- [What to produce] Track down each line that has the word "tanquilab" and copy it.

(Stored entries)
[BEGIN]

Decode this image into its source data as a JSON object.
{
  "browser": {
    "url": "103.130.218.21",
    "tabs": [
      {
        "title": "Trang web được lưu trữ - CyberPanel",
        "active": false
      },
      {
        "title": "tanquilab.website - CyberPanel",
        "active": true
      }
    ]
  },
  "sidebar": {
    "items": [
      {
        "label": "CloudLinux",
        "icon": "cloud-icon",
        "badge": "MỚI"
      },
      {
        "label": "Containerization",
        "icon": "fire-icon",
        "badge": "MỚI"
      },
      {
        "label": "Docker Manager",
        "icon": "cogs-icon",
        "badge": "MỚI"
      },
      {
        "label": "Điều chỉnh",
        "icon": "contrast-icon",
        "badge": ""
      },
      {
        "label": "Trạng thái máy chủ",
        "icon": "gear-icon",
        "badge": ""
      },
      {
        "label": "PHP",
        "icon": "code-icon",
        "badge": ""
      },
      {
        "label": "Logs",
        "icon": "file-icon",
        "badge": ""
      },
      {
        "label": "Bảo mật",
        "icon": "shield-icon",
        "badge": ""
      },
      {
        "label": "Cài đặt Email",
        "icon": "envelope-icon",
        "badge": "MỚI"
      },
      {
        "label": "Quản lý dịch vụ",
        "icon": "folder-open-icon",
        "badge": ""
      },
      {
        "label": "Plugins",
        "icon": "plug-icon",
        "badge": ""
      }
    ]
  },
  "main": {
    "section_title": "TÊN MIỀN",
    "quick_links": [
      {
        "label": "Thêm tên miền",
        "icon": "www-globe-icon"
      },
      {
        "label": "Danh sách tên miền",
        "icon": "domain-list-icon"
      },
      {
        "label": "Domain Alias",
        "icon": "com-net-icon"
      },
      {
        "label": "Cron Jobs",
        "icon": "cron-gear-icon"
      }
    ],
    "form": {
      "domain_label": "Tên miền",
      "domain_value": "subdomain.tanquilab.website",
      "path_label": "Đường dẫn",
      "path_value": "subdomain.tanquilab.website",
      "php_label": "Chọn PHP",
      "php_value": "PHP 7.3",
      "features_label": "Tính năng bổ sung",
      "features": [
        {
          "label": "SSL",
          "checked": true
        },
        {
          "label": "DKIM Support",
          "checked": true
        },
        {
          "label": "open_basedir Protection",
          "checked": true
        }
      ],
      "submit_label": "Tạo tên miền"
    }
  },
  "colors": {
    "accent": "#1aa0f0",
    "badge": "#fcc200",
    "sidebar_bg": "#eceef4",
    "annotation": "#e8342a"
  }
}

[END]

- [Written answer]
        "title": "tanquilab.website - CyberPanel",
      "domain_value": "subdomain.tanquilab.website",
      "path_value": "subdomain.tanquilab.website",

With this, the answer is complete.